▶ Your instructions: Go through the lines below. Copy those with "Provides".

____

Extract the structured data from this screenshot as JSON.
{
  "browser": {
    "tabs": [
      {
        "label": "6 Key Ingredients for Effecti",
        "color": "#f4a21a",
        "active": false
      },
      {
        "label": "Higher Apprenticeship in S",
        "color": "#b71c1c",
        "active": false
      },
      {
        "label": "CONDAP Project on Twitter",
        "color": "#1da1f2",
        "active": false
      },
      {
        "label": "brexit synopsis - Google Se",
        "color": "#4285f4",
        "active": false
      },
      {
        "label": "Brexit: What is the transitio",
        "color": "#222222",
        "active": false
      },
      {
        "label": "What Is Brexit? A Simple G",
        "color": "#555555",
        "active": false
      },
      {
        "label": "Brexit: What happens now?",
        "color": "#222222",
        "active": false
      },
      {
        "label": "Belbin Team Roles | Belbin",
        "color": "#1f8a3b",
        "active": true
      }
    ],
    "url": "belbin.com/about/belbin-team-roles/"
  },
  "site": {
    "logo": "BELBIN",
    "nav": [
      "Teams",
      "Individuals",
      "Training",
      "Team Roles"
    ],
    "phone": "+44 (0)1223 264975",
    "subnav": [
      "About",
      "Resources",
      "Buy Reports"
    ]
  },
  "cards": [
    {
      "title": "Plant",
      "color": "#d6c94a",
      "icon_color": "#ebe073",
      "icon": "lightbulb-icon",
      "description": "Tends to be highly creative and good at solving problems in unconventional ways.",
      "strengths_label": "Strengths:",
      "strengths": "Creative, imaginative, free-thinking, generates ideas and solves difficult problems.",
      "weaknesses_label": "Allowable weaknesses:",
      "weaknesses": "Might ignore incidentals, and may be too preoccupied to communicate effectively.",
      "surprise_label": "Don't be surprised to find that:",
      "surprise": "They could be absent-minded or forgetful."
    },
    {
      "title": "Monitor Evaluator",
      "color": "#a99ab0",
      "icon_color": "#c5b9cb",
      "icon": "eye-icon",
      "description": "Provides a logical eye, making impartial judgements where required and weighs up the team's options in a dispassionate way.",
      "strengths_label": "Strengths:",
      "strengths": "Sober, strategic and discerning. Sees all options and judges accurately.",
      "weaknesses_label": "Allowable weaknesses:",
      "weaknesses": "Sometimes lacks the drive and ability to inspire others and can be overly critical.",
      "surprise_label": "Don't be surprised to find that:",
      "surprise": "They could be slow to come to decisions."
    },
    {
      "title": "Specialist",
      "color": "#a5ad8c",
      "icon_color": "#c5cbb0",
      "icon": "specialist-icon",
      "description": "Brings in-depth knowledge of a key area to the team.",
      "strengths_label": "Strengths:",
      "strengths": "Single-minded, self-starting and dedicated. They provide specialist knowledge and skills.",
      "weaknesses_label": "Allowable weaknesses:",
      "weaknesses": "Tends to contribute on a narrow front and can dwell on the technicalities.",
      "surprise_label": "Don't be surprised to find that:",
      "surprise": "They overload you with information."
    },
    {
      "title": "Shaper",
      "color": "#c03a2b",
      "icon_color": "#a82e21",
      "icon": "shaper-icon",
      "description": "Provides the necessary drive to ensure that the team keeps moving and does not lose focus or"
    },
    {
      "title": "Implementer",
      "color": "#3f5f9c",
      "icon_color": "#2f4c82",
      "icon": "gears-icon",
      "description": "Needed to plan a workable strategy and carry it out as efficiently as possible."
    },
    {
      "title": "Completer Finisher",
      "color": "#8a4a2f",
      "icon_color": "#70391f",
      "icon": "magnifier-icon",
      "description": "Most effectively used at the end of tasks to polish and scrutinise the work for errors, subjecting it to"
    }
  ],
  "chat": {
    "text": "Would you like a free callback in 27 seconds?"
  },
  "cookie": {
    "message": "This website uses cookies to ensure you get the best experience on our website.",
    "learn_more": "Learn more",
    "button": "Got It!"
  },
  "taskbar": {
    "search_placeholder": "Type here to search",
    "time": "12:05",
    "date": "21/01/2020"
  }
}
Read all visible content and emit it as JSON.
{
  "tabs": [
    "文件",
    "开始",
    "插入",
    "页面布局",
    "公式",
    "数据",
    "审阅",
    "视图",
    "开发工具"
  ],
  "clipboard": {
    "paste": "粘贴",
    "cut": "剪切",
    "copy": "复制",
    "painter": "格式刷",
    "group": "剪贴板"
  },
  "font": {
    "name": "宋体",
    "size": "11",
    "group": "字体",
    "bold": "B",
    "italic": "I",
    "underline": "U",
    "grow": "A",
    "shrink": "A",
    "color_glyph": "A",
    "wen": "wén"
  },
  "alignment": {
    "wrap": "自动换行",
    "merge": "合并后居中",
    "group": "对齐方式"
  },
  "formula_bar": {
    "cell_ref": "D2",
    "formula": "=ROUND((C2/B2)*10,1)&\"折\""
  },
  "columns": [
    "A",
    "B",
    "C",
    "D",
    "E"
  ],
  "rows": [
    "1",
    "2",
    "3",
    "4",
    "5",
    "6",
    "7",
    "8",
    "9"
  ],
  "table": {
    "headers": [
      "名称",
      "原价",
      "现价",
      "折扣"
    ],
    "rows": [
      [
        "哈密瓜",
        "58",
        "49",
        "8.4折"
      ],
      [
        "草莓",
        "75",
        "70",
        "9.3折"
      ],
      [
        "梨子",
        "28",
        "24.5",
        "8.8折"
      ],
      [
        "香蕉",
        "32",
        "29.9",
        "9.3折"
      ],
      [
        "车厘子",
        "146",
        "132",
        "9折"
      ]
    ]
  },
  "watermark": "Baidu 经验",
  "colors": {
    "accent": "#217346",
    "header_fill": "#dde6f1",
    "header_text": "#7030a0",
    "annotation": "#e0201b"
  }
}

____

▶ Result for this exercise:
      "description": "Provides a logical eye, making impartial judgements where required and weighs up the team's options in a dispassionate way.",
      "description": "Provides the necessary drive to ensure that the team keeps moving and does not lose focus or"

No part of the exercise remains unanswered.